▸ The problem:
Locate and copy all lines bearing the word "Dezember".

▸ Source data:
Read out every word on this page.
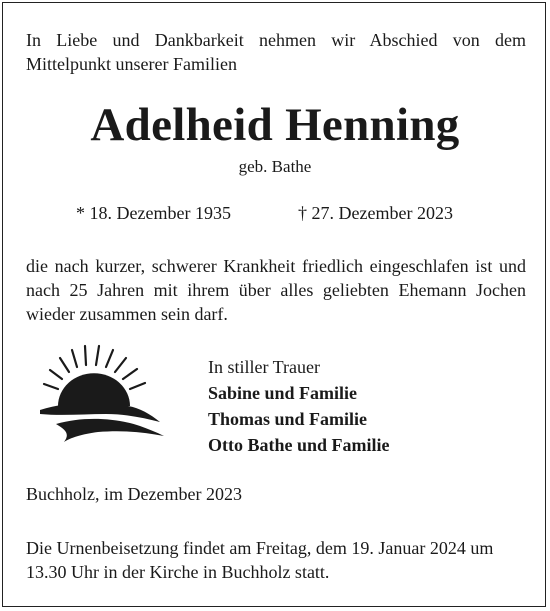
In Liebe und Dankbarkeit nehmen wir Abschied von dem Mittelpunkt unserer Familien
Adelheid Henning
geb. Bathe
* 18. Dezember 1935	† 27. Dezember 2023
die nach kurzer, schwerer Krankheit friedlich eingeschlafen ist und nach 25 Jahren mit ihrem über alles geliebten Ehemann Jochen wieder zusammen sein darf.
In stiller Trauer
Sabine und Familie
Thomas und Familie
Otto Bathe und Familie
Buchholz, im Dezember 2023
Die Urnenbeisetzung findet am Freitag, dem 19. Januar 2024 um 13.30 Uhr in der Kirche in Buchholz statt.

▸ Complete response:
* 18. Dezember 1935	† 27. Dezember 2023
Buchholz, im Dezember 2023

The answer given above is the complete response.